┌──
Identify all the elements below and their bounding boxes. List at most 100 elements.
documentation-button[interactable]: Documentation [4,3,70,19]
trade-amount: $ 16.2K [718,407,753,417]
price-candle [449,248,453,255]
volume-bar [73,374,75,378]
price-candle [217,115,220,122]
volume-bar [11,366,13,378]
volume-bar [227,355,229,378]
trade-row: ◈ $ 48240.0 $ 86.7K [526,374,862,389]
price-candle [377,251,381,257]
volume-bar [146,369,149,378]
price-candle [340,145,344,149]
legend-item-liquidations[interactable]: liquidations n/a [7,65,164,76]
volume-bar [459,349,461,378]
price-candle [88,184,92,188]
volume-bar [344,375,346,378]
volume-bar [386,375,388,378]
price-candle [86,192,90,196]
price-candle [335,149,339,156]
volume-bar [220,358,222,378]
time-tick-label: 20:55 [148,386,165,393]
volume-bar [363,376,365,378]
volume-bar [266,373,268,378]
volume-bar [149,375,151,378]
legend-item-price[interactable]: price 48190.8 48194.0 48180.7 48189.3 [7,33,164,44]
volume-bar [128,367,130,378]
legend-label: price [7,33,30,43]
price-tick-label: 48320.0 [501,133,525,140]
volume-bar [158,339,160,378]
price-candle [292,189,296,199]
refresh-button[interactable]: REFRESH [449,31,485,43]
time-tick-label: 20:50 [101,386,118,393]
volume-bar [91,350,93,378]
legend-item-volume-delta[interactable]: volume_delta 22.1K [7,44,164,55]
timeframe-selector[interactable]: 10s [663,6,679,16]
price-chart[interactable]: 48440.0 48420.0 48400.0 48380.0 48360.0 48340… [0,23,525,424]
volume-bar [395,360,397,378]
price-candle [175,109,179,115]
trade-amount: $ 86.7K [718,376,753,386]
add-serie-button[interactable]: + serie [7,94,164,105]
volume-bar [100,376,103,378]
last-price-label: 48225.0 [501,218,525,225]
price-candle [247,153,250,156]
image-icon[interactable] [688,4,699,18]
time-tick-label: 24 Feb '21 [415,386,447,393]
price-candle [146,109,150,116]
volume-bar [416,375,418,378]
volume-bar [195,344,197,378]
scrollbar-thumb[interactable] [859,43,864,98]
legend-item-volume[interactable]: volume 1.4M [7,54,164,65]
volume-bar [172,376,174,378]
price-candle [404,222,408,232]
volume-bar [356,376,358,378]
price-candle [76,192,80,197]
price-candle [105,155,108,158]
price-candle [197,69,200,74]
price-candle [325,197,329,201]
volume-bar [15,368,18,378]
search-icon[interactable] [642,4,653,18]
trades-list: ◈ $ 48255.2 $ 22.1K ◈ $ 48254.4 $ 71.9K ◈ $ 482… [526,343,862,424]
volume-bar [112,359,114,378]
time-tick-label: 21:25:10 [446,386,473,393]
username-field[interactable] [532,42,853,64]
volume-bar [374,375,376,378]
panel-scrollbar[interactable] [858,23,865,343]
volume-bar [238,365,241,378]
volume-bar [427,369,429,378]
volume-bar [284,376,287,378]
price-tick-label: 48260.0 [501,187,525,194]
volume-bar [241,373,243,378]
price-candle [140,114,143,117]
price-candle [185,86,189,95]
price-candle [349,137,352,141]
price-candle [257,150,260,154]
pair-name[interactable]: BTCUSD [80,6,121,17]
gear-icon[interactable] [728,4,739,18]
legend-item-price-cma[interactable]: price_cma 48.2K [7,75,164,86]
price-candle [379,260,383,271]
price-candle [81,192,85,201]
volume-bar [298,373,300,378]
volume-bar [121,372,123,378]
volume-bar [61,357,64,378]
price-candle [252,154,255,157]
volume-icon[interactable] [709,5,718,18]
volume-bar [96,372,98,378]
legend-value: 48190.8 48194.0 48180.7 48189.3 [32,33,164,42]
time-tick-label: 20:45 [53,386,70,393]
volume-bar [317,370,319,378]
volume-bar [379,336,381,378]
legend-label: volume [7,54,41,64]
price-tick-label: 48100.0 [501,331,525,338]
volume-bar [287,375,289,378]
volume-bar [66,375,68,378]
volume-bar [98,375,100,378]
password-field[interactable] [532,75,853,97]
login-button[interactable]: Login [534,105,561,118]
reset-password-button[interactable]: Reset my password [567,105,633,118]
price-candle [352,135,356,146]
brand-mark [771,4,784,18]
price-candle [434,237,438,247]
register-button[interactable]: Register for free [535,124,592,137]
└──
Copy all of the data above, reproducing every line without any change.

### Answer for this exercise
Identify all the elements below and their bounding boxes. List at most 100 elements.
documentation-button[interactable]: Documentation [4,3,70,19]
trade-amount: $ 16.2K [718,407,753,417]
price-candle [449,248,453,255]
volume-bar [73,374,75,378]
price-candle [217,115,220,122]
volume-bar [11,366,13,378]
volume-bar [227,355,229,378]
trade-row: ◈ $ 48240.0 $ 86.7K [526,374,862,389]
price-candle [377,251,381,257]
volume-bar [146,369,149,378]
price-candle [340,145,344,149]
legend-item-liquidations[interactable]: liquidations n/a [7,65,164,76]
volume-bar [459,349,461,378]
price-candle [88,184,92,188]
volume-bar [344,375,346,378]
volume-bar [386,375,388,378]
price-candle [86,192,90,196]
price-candle [335,149,339,156]
volume-bar [220,358,222,378]
time-tick-label: 20:55 [148,386,165,393]
volume-bar [363,376,365,378]
volume-bar [266,373,268,378]
volume-bar [149,375,151,378]
legend-item-price[interactable]: price 48190.8 48194.0 48180.7 48189.3 [7,33,164,44]
volume-bar [128,367,130,378]
legend-label: price [7,33,30,43]
price-tick-label: 48320.0 [501,133,525,140]
volume-bar [158,339,160,378]
price-candle [292,189,296,199]
refresh-button[interactable]: REFRESH [449,31,485,43]
time-tick-label: 20:50 [101,386,118,393]
volume-bar [91,350,93,378]
legend-item-volume-delta[interactable]: volume_delta 22.1K [7,44,164,55]
timeframe-selector[interactable]: 10s [663,6,679,16]
price-chart[interactable]: 48440.0 48420.0 48400.0 48380.0 48360.0 48340… [0,23,525,424]
volume-bar [395,360,397,378]
price-candle [175,109,179,115]
trade-amount: $ 86.7K [718,376,753,386]
add-serie-button[interactable]: + serie [7,94,164,105]
volume-bar [100,376,103,378]
last-price-label: 48225.0 [501,218,525,225]
price-candle [247,153,250,156]
image-icon[interactable] [688,4,699,18]
time-tick-label: 24 Feb '21 [415,386,447,393]
price-candle [146,109,150,116]
volume-bar [416,375,418,378]
volume-bar [195,344,197,378]
scrollbar-thumb[interactable] [859,43,864,98]
legend-item-volume[interactable]: volume 1.4M [7,54,164,65]
volume-bar [172,376,174,378]
price-candle [404,222,408,232]
volume-bar [356,376,358,378]
price-candle [76,192,80,197]
price-candle [105,155,108,158]
price-candle [197,69,200,74]
price-candle [325,197,329,201]
volume-bar [15,368,18,378]
search-icon[interactable] [642,4,653,18]
trades-list: ◈ $ 48255.2 $ 22.1K ◈ $ 48254.4 $ 71.9K ◈ $ 482… [526,343,862,424]
volume-bar [112,359,114,378]
time-tick-label: 21:25:10 [446,386,473,393]
username-field[interactable] [532,42,853,64]
volume-bar [374,375,376,378]
panel-scrollbar[interactable] [858,23,865,343]
volume-bar [238,365,241,378]
volume-bar [427,369,429,378]
volume-bar [284,376,287,378]
price-tick-label: 48260.0 [501,187,525,194]
volume-bar [241,373,243,378]
price-candle [140,114,143,117]
price-candle [185,86,189,95]
price-candle [349,137,352,141]
price-candle [257,150,260,154]
pair-name[interactable]: BTCUSD [80,6,121,17]
gear-icon[interactable] [728,4,739,18]
legend-item-price-cma[interactable]: price_cma 48.2K [7,75,164,86]
price-candle [379,260,383,271]
price-candle [81,192,85,201]
volume-bar [298,373,300,378]
volume-bar [121,372,123,378]
volume-bar [61,357,64,378]
price-candle [252,154,255,157]
volume-icon[interactable] [709,5,718,18]
volume-bar [96,372,98,378]
legend-value: 48190.8 48194.0 48180.7 48189.3 [32,33,164,42]
time-tick-label: 20:45 [53,386,70,393]
volume-bar [317,370,319,378]
volume-bar [379,336,381,378]
legend-label: volume [7,54,41,64]
price-tick-label: 48100.0 [501,331,525,338]
volume-bar [287,375,289,378]
volume-bar [66,375,68,378]
volume-bar [98,375,100,378]
password-field[interactable] [532,75,853,97]
login-button[interactable]: Login [534,105,561,118]
reset-password-button[interactable]: Reset my password [567,105,633,118]
price-candle [352,135,356,146]
brand-mark [771,4,784,18]
price-candle [434,237,438,247]
register-button[interactable]: Register for free [535,124,592,137]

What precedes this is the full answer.